**Your task**
Identify each line below that contains the word "Canada", and copy it out.

++++ Records shown ++++

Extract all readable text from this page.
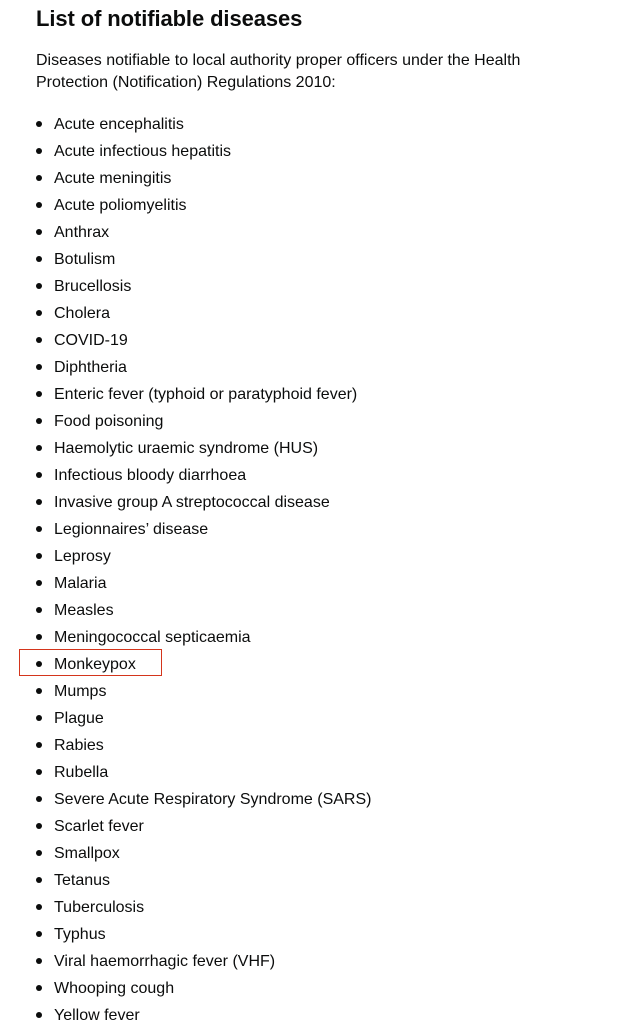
List of notifiable diseases

Diseases notifiable to local authority proper officers under the Health Protection (Notification) Regulations 2010:

Acute encephalitis
Acute infectious hepatitis
Acute meningitis
Acute poliomyelitis
Anthrax
Botulism
Brucellosis
Cholera
COVID-19
Diphtheria
Enteric fever (typhoid or paratyphoid fever)
Food poisoning
Haemolytic uraemic syndrome (HUS)
Infectious bloody diarrhoea
Invasive group A streptococcal disease
Legionnaires’ disease
Leprosy
Malaria
Measles
Meningococcal septicaemia
Monkeypox
Mumps
Plague
Rabies
Rubella
Severe Acute Respiratory Syndrome (SARS)
Scarlet fever
Smallpox
Tetanus
Tuberculosis
Typhus
Viral haemorrhagic fever (VHF)
Whooping cough
Yellow fever
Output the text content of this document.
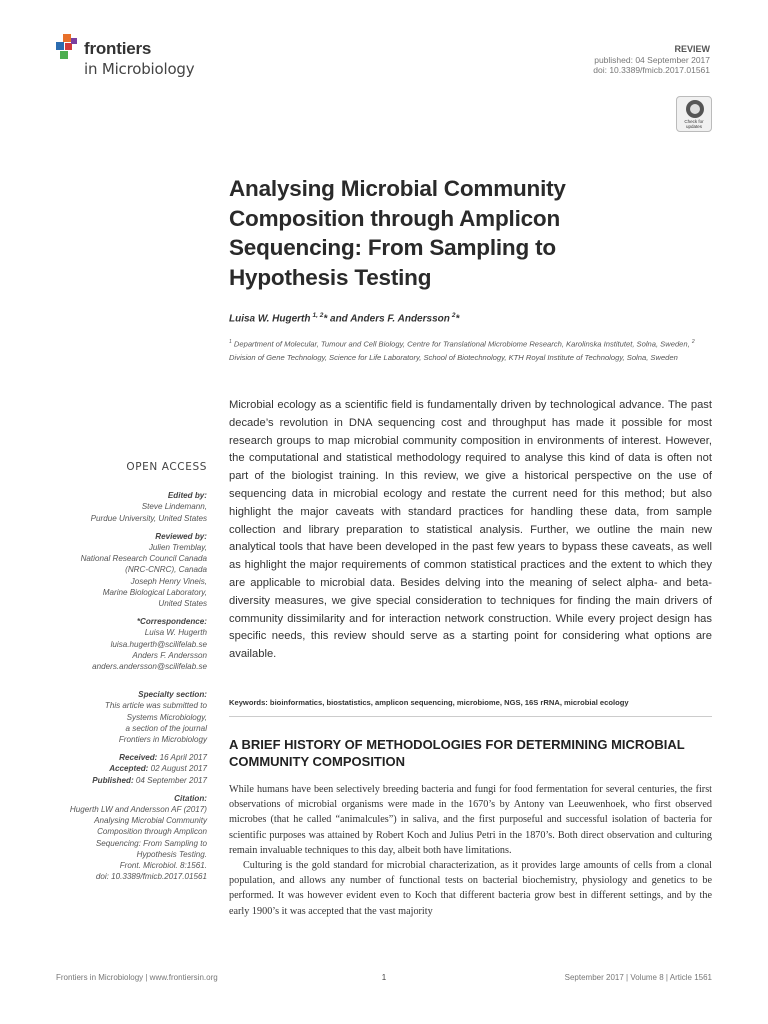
frontiers
in Microbiology
REVIEW
published: 04 September 2017
doi: 10.3389/fmicb.2017.01561
Check for
updates
Analysing Microbial Community Composition through Amplicon Sequencing: From Sampling to Hypothesis Testing
Luisa W. Hugerth  $^{1, 2}$* and Anders F. Andersson  $^2$*
$^1$ Department of Molecular, Tumour and Cell Biology, Centre for Translational Microbiome Research, Karolinska Institutet, Solna, Sweden, $^2$ Division of Gene Technology, Science for Life Laboratory, School of Biotechnology, KTH Royal Institute of Technology, Solna, Sweden

Microbial ecology as a scientific field is fundamentally driven by technological advance. The past decade’s revolution in DNA sequencing cost and throughput has made it possible for most research groups to map microbial community composition in environments of interest. However, the computational and statistical methodology required to analyse this kind of data is often not part of the biologist training. In this review, we give a historical perspective on the use of sequencing data in microbial ecology and restate the current need for this method; but also highlight the major caveats with standard practices for handling these data, from sample collection and library preparation to statistical analysis. Further, we outline the main new analytical tools that have been developed in the past few years to bypass these caveats, as well as highlight the major requirements of common statistical practices and the extent to which they are applicable to microbial data. Besides delving into the meaning of select alpha- and beta-diversity measures, we give special consideration to techniques for finding the main drivers of community dissimilarity and for interaction network construction. While every project design has specific needs, this review should serve as a starting point for considering what options are available.

Keywords: bioinformatics, biostatistics, amplicon sequencing, microbiome, NGS, 16S rRNA, microbial ecology
A BRIEF HISTORY OF METHODOLOGIES FOR DETERMINING MICROBIAL COMMUNITY COMPOSITION

While humans have been selectively breeding bacteria and fungi for food fermentation for several centuries, the first observations of microbial organisms were made in the 1670’s by Antony van Leeuwenhoek, who first observed microbes (that he called “animalcules”) in saliva, and the first purposeful and successful isolation of bacteria for scientific purposes was attained by Robert Koch and Julius Petri in the 1870’s. Both direct observation and culturing remain invaluable techniques to this day, albeit both have limitations.

Culturing is the gold standard for microbial characterization, as it provides large amounts of cells from a clonal population, and allows any number of functional tests on bacterial biochemistry, physiology and genetics to be performed. It was however evident even to Koch that different bacteria grow best in different settings, and by the early 1900’s it was accepted that the vast majority

OPEN ACCESS
Edited by:
Steve Lindemann,
Purdue University, United States
Reviewed by:
Julien Tremblay,
National Research Council Canada
(NRC-CNRC), Canada
Joseph Henry Vineis,
Marine Biological Laboratory,
United States
*Correspondence:
Luisa W. Hugerth
luisa.hugerth@scilifelab.se
Anders F. Andersson
anders.andersson@scilifelab.se
Specialty section:
This article was submitted to
Systems Microbiology,
a section of the journal
Frontiers in Microbiology
Received: 16 April 2017
Accepted: 02 August 2017
Published: 04 September 2017
Citation:
Hugerth LW and Andersson AF (2017)
Analysing Microbial Community
Composition through Amplicon
Sequencing: From Sampling to
Hypothesis Testing.
Front. Microbiol. 8:1561.
doi: 10.3389/fmicb.2017.01561
Frontiers in Microbiology | www.frontiersin.org	1	September 2017 | Volume 8 | Article 1561
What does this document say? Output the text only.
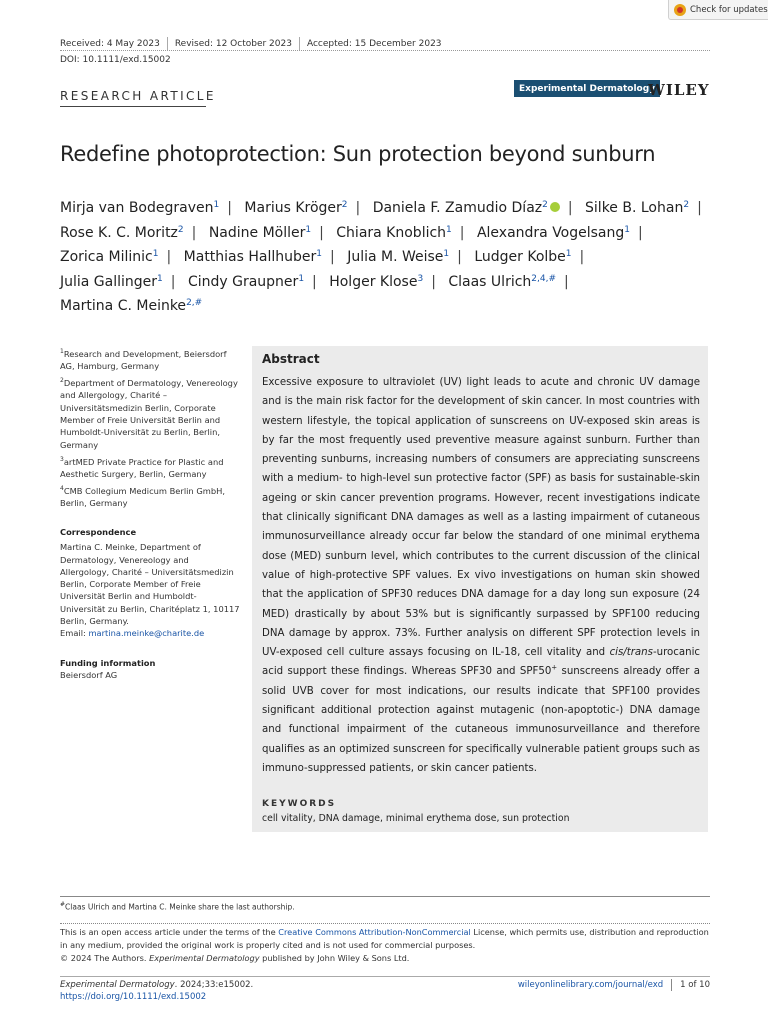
Check for updates
Received: 4 May 2023 Revised: 12 October 2023 Accepted: 15 December 2023
DOI: 10.1111/exd.15002
RESEARCH ARTICLE
Experimental Dermatology
WILEY
Redefine photoprotection: Sun protection beyond sunburn
Mirja van Bodegraven$^1$ | Marius Kröger$^2$ | Daniela F. Zamudio Díaz$^2$ | Silke B. Lohan$^2$ |
Rose K. C. Moritz$^2$ | Nadine Möller$^1$ | Chiara Knoblich$^1$ | Alexandra Vogelsang$^1$ |
Zorica Milinic$^1$ | Matthias Hallhuber$^1$ | Julia M. Weise$^1$ | Ludger Kolbe$^1$ |
Julia Gallinger$^1$ | Cindy Graupner$^1$ | Holger Klose$^3$ | Claas Ulrich$^{2,4,\#}$ |
Martina C. Meinke$^{2,\#}$

$^1$Research and Development, Beiersdorf AG, Hamburg, Germany

$^2$Department of Dermatology, Venereology and Allergology, Charité – Universitätsmedizin Berlin, Corporate Member of Freie Universität Berlin and Humboldt-Universität zu Berlin, Berlin, Germany

$^3$artMED Private Practice for Plastic and Aesthetic Surgery, Berlin, Germany

$^4$CMB Collegium Medicum Berlin GmbH, Berlin, Germany

Correspondence

Martina C. Meinke, Department of Dermatology, Venereology and Allergology, Charité – Universitätsmedizin Berlin, Corporate Member of Freie Universität Berlin and Humboldt-Universität zu Berlin, Charitéplatz 1, 10117 Berlin, Germany.

Email: martina.meinke@charite.de

Funding information

Beiersdorf AG

Abstract
Excessive exposure to ultraviolet (UV) light leads to acute and chronic UV damage and is the main risk factor for the development of skin cancer. In most countries with western lifestyle, the topical application of sunscreens on UV-exposed skin areas is by far the most frequently used preventive measure against sunburn. Further than preventing sunburns, increasing numbers of consumers are appreciating sunscreens with a medium- to high-level sun protective factor (SPF) as basis for sustainable-skin ageing or skin cancer prevention programs. However, recent investigations indicate that clinically significant DNA damages as well as a lasting impairment of cutaneous immunosurveillance already occur far below the standard of one minimal erythema dose (MED) sunburn level, which contributes to the current discussion of the clinical value of high-protective SPF values. Ex vivo investigations on human skin showed that the application of SPF30 reduces DNA damage for a day long sun exposure (24 MED) drastically by about 53% but is significantly surpassed by SPF100 reducing DNA damage by approx. 73%. Further analysis on different SPF protection levels in UV-exposed cell culture assays focusing on IL-18, cell vitality and cis/trans-urocanic acid support these findings. Whereas SPF30 and SPF50+ sunscreens already offer a solid UVB cover for most indications, our results indicate that SPF100 provides significant additional protection against mutagenic (non-apoptotic-) DNA damage and functional impairment of the cutaneous immunosurveillance and therefore qualifies as an optimized sunscreen for specifically vulnerable patient groups such as immuno-suppressed patients, or skin cancer patients.
KEYWORDS
cell vitality, DNA damage, minimal erythema dose, sun protection
#Claas Ulrich and Martina C. Meinke share the last authorship.
This is an open access article under the terms of the Creative Commons Attribution-NonCommercial License, which permits use, distribution and reproduction in any medium, provided the original work is properly cited and is not used for commercial purposes.
© 2024 The Authors. Experimental Dermatology published by John Wiley & Sons Ltd.
Experimental Dermatology. 2024;33:e15002.
https://doi.org/10.1111/exd.15002
wileyonlinelibrary.com/journal/exd 1 of 10
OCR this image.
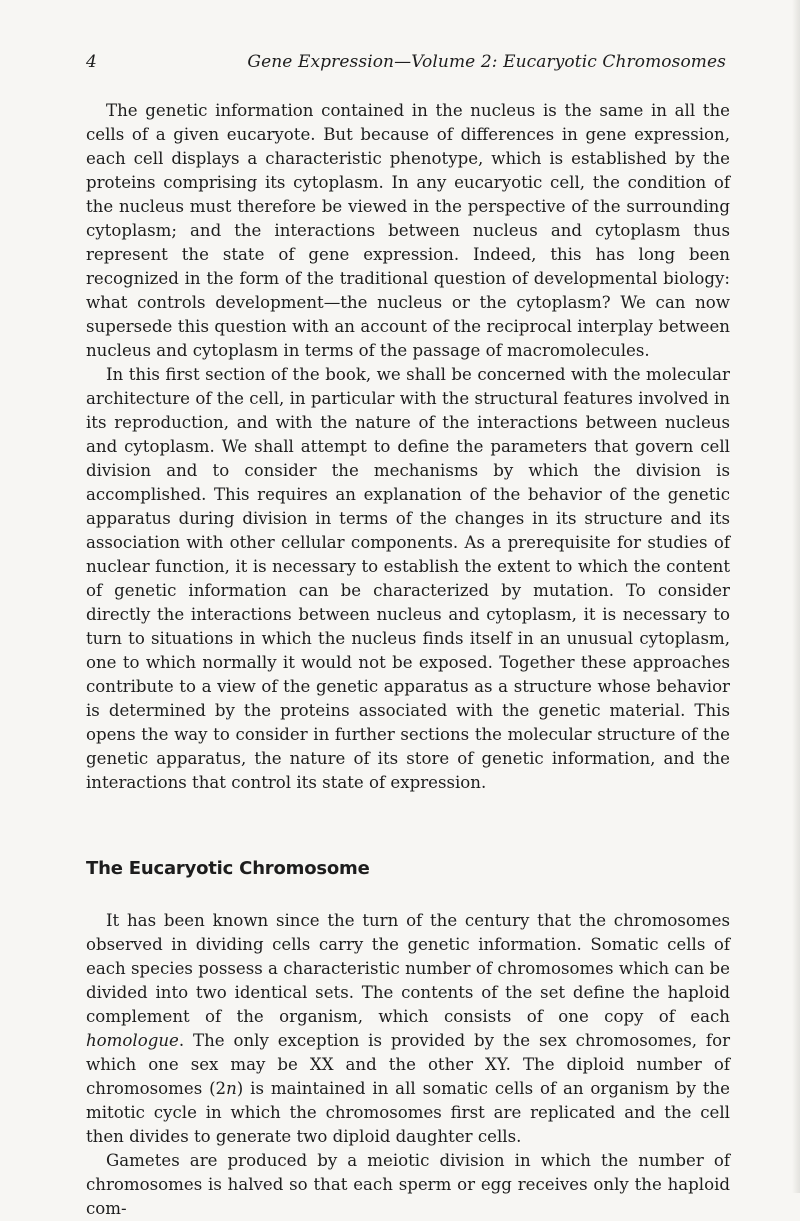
4	Gene Expression—Volume 2: Eucaryotic Chromosomes

The genetic information contained in the nucleus is the same in all the cells of a given eucaryote. But because of differences in gene expression, each cell displays a characteristic phenotype, which is established by the proteins comprising its cytoplasm. In any eucaryotic cell, the condition of the nucleus must therefore be viewed in the perspective of the surrounding cytoplasm; and the interactions between nucleus and cytoplasm thus represent the state of gene expression. Indeed, this has long been recognized in the form of the traditional question of developmental biology: what controls development—the nucleus or the cytoplasm? We can now supersede this question with an account of the reciprocal interplay between nucleus and cytoplasm in terms of the passage of macromolecules.

In this first section of the book, we shall be concerned with the molecular architecture of the cell, in particular with the structural features involved in its reproduction, and with the nature of the interactions between nucleus and cytoplasm. We shall attempt to define the parameters that govern cell division and to consider the mechanisms by which the division is accomplished. This requires an explanation of the behavior of the genetic apparatus during division in terms of the changes in its structure and its association with other cellular components. As a prerequisite for studies of nuclear function, it is necessary to establish the extent to which the content of genetic information can be characterized by mutation. To consider directly the interactions between nucleus and cytoplasm, it is necessary to turn to situations in which the nucleus finds itself in an unusual cytoplasm, one to which normally it would not be exposed. Together these approaches contribute to a view of the genetic apparatus as a structure whose behavior is determined by the proteins associated with the genetic material. This opens the way to consider in further sections the molecular structure of the genetic apparatus, the nature of its store of genetic information, and the interactions that control its state of expression.

The Eucaryotic Chromosome

It has been known since the turn of the century that the chromosomes observed in dividing cells carry the genetic information. Somatic cells of each species possess a characteristic number of chromosomes which can be divided into two identical sets. The contents of the set define the haploid complement of the organism, which consists of one copy of each homologue. The only exception is provided by the sex chromosomes, for which one sex may be XX and the other XY. The diploid number of chromosomes (2n) is maintained in all somatic cells of an organism by the mitotic cycle in which the chromosomes first are replicated and the cell then divides to generate two diploid daughter cells.

Gametes are produced by a meiotic division in which the number of chromosomes is halved so that each sperm or egg receives only the haploid com-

++++

**Answer below**
National Research Council Canada
(NRC-CNRC), Canada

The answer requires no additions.